• Task requirements: Extract the full listing verbatim and drop any pictures from your copy.

• Stored records:
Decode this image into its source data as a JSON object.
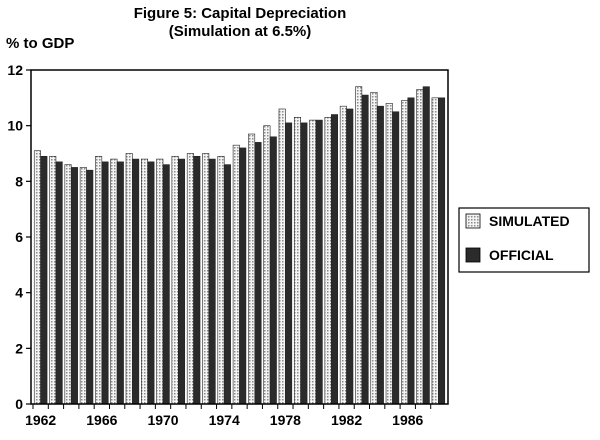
{
  "chart_data": {
    "type": "bar",
    "title": "Figure 5: Capital Depreciation",
    "subtitle": "(Simulation at 6.5%)",
    "ylabel": "% to GDP",
    "xlabel": "",
    "ylim": [
      0,
      12
    ],
    "yticks": [
      "0",
      "2",
      "4",
      "6",
      "8",
      "10",
      "12"
    ],
    "xtick_labels": [
      "1962",
      "1966",
      "1970",
      "1974",
      "1978",
      "1982",
      "1986"
    ],
    "categories": [
      "1962",
      "1963",
      "1964",
      "1965",
      "1966",
      "1967",
      "1968",
      "1969",
      "1970",
      "1971",
      "1972",
      "1973",
      "1974",
      "1975",
      "1976",
      "1977",
      "1978",
      "1979",
      "1980",
      "1981",
      "1982",
      "1983",
      "1984",
      "1985",
      "1986",
      "1987",
      "1988"
    ],
    "series": [
      {
        "name": "SIMULATED",
        "color": "#cfcfcf",
        "values": [
          9.1,
          8.9,
          8.6,
          8.5,
          8.9,
          8.8,
          9.0,
          8.8,
          8.8,
          8.9,
          9.0,
          9.0,
          8.9,
          9.3,
          9.7,
          10.0,
          10.6,
          10.3,
          10.2,
          10.3,
          10.7,
          11.4,
          11.2,
          10.8,
          10.9,
          11.3,
          11.0
        ]
      },
      {
        "name": "OFFICIAL",
        "color": "#2b2b2b",
        "values": [
          8.9,
          8.7,
          8.5,
          8.4,
          8.7,
          8.7,
          8.8,
          8.7,
          8.6,
          8.8,
          8.9,
          8.8,
          8.6,
          9.2,
          9.4,
          9.6,
          10.1,
          10.1,
          10.2,
          10.4,
          10.6,
          11.1,
          10.7,
          10.5,
          11.0,
          11.4,
          11.0
        ]
      }
    ],
    "legend_position": "right",
    "grid": false
  }
}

• Completed task:
Decode this image into its source data as a JSON object.
{
  "chart_data": {
    "type": "bar",
    "title": "Figure 5: Capital Depreciation",
    "subtitle": "(Simulation at 6.5%)",
    "ylabel": "% to GDP",
    "xlabel": "",
    "ylim": [
      0,
      12
    ],
    "yticks": [
      "0",
      "2",
      "4",
      "6",
      "8",
      "10",
      "12"
    ],
    "xtick_labels": [
      "1962",
      "1966",
      "1970",
      "1974",
      "1978",
      "1982",
      "1986"
    ],
    "categories": [
      "1962",
      "1963",
      "1964",
      "1965",
      "1966",
      "1967",
      "1968",
      "1969",
      "1970",
      "1971",
      "1972",
      "1973",
      "1974",
      "1975",
      "1976",
      "1977",
      "1978",
      "1979",
      "1980",
      "1981",
      "1982",
      "1983",
      "1984",
      "1985",
      "1986",
      "1987",
      "1988"
    ],
    "series": [
      {
        "name": "SIMULATED",
        "color": "#cfcfcf",
        "values": [
          9.1,
          8.9,
          8.6,
          8.5,
          8.9,
          8.8,
          9.0,
          8.8,
          8.8,
          8.9,
          9.0,
          9.0,
          8.9,
          9.3,
          9.7,
          10.0,
          10.6,
          10.3,
          10.2,
          10.3,
          10.7,
          11.4,
          11.2,
          10.8,
          10.9,
          11.3,
          11.0
        ]
      },
      {
        "name": "OFFICIAL",
        "color": "#2b2b2b",
        "values": [
          8.9,
          8.7,
          8.5,
          8.4,
          8.7,
          8.7,
          8.8,
          8.7,
          8.6,
          8.8,
          8.9,
          8.8,
          8.6,
          9.2,
          9.4,
          9.6,
          10.1,
          10.1,
          10.2,
          10.4,
          10.6,
          11.1,
          10.7,
          10.5,
          11.0,
          11.4,
          11.0
        ]
      }
    ],
    "legend_position": "right",
    "grid": false
  }
}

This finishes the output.